**Problem to solve**
Below are records; count the lines in them that hold "Retail" and give only the count.

**Records for this exercise**
######

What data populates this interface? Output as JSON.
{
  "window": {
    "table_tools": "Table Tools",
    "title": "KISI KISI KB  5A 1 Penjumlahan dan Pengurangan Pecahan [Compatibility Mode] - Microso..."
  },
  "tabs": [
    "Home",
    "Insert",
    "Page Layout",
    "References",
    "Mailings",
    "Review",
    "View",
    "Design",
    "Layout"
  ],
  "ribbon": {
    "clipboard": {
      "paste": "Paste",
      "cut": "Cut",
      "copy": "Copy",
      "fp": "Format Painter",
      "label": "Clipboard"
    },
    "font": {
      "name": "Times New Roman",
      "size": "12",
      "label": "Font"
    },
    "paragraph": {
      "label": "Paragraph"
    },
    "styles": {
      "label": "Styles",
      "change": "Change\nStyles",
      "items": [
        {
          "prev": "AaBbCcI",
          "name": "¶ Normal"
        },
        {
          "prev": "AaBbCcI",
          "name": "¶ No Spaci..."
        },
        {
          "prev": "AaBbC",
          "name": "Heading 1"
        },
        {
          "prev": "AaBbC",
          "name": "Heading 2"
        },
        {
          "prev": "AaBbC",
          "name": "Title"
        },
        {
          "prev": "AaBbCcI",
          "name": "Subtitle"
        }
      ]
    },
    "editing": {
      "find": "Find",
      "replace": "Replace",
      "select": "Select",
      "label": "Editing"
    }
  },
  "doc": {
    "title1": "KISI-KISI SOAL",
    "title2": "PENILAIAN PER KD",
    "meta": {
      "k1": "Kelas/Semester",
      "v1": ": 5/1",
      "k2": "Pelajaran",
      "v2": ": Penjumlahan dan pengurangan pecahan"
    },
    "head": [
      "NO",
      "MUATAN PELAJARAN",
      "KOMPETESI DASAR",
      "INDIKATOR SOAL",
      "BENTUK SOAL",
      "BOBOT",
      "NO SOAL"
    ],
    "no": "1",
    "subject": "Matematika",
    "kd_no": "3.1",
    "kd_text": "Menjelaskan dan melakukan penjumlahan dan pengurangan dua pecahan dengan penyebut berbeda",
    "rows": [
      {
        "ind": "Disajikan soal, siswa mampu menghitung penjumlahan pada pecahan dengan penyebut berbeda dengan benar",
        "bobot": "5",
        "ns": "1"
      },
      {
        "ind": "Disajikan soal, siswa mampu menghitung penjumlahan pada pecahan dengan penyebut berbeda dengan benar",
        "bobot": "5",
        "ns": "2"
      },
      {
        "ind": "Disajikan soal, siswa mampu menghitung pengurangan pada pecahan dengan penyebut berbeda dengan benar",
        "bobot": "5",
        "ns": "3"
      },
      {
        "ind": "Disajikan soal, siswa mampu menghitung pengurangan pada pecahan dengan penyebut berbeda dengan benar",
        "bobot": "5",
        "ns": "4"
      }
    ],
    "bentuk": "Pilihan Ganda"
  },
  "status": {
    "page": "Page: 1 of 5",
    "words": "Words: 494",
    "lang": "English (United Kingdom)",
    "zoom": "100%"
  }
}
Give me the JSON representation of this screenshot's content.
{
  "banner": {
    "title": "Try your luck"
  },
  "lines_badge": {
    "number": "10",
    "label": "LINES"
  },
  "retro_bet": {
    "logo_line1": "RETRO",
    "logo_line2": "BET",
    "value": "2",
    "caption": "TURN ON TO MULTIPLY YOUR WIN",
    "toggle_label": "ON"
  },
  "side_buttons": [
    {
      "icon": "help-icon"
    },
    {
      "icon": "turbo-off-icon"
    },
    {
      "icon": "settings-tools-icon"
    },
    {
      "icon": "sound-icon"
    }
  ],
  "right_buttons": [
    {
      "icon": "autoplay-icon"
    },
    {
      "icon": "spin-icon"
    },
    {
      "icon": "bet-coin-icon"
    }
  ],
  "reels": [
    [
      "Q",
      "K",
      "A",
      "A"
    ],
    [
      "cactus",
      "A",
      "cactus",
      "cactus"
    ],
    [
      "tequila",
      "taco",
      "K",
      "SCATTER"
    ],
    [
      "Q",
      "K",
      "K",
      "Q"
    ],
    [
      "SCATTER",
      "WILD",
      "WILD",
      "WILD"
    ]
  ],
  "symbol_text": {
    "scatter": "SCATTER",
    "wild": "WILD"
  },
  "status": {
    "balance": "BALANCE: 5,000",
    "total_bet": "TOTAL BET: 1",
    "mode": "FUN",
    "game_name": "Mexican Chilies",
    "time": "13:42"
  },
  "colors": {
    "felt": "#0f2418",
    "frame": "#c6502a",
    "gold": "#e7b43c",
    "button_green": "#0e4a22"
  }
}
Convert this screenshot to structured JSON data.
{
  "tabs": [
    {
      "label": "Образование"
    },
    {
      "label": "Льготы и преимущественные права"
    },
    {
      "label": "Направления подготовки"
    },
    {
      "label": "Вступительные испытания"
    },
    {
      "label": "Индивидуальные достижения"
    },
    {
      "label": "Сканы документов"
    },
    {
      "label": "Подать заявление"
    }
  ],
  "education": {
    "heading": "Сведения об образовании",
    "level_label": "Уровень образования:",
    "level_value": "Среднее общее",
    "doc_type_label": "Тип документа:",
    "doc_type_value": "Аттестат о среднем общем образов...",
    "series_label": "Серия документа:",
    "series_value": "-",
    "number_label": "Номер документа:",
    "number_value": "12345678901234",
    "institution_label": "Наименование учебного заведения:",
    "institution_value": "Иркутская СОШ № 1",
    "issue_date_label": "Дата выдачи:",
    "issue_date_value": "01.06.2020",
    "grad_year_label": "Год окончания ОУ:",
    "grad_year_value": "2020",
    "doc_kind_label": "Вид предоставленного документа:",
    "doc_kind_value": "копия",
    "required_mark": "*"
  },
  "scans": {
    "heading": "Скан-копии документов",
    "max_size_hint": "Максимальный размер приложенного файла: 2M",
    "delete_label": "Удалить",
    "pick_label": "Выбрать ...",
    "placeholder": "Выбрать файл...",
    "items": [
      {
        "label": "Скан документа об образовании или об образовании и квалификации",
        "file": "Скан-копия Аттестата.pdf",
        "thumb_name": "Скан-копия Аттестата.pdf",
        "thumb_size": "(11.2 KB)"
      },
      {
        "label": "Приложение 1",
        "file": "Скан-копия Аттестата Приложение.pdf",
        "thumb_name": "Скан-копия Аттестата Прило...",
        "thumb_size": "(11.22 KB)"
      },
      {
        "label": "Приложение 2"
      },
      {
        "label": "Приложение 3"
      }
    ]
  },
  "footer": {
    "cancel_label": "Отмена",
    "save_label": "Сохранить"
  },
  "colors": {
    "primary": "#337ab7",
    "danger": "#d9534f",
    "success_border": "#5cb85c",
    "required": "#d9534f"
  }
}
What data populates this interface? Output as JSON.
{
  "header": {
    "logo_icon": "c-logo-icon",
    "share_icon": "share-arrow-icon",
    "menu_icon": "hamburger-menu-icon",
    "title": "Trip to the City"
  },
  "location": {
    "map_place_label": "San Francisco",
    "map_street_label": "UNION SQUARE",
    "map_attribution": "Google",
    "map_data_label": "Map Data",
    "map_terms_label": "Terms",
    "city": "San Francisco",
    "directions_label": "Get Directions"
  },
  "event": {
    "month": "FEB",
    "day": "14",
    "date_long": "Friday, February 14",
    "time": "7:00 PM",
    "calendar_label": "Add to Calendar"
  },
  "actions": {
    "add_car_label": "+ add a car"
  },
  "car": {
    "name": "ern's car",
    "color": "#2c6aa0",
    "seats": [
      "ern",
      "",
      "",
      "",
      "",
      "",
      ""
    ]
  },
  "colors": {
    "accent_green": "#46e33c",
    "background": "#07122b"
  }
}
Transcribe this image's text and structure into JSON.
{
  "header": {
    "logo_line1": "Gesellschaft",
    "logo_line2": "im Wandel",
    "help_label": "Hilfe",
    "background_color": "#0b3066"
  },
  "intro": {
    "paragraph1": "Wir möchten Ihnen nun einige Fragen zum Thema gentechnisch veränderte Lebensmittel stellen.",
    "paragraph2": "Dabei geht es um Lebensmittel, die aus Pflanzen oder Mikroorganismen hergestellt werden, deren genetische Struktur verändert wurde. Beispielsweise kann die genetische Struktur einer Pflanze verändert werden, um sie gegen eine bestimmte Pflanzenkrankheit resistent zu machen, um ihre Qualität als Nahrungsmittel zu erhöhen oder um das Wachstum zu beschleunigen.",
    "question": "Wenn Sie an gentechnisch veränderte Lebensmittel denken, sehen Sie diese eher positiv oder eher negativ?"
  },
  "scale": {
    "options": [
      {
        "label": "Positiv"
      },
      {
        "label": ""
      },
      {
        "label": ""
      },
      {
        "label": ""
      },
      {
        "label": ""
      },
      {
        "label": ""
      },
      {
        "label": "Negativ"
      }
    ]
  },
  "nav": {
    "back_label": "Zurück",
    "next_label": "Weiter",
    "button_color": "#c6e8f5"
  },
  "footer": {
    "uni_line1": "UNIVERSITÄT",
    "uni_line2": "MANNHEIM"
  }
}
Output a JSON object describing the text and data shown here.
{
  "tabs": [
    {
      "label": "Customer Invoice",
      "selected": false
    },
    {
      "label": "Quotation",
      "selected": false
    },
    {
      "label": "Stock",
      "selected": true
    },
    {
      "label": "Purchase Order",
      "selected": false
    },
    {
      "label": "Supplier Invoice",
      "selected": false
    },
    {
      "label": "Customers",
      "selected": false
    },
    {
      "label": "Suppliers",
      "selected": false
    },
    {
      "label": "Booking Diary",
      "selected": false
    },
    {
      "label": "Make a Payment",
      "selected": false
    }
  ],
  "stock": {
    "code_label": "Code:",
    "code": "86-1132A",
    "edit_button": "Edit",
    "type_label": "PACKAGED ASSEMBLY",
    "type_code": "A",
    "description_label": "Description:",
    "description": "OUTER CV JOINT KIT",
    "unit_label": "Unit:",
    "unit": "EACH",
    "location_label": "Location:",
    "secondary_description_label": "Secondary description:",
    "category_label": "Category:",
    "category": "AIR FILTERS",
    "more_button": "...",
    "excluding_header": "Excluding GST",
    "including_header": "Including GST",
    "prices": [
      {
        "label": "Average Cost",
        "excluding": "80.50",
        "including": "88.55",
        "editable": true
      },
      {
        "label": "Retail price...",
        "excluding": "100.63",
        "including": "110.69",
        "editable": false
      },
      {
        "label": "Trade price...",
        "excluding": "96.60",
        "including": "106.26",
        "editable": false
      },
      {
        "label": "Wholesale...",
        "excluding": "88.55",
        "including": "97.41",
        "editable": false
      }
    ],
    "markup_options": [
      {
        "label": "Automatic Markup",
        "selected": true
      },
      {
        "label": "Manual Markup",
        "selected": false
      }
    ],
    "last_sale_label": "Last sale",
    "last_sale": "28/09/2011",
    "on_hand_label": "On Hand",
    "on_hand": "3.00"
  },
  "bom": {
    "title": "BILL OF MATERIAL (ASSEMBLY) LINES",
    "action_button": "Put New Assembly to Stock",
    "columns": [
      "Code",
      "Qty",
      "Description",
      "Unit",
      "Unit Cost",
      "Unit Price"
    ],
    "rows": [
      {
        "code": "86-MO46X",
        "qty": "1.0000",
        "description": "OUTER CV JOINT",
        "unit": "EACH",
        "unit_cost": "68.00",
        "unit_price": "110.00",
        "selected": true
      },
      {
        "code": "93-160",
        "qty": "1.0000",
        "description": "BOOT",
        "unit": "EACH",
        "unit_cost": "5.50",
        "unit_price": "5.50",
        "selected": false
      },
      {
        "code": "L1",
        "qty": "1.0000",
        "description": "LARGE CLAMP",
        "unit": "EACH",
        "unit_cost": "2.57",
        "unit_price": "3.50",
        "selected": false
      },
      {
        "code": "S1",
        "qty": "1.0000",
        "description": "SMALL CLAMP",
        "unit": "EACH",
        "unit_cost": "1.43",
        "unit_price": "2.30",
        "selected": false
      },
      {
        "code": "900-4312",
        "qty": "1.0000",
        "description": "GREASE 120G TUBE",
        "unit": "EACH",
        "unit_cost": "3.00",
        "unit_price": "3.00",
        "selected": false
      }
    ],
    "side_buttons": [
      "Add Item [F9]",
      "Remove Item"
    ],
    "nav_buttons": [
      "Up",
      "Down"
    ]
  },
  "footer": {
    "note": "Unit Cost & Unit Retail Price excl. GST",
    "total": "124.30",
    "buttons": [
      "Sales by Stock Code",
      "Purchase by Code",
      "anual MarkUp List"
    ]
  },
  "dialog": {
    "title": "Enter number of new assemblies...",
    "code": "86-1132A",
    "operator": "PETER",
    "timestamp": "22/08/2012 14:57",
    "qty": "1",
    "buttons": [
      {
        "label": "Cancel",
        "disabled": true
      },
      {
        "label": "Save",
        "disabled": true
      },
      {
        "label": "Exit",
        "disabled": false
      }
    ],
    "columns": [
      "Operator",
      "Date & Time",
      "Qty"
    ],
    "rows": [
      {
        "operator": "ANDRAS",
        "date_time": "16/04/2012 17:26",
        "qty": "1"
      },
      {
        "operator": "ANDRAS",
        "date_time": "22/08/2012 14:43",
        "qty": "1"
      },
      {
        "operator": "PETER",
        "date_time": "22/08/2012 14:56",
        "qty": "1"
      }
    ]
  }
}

######

**Solution to the exercise**
2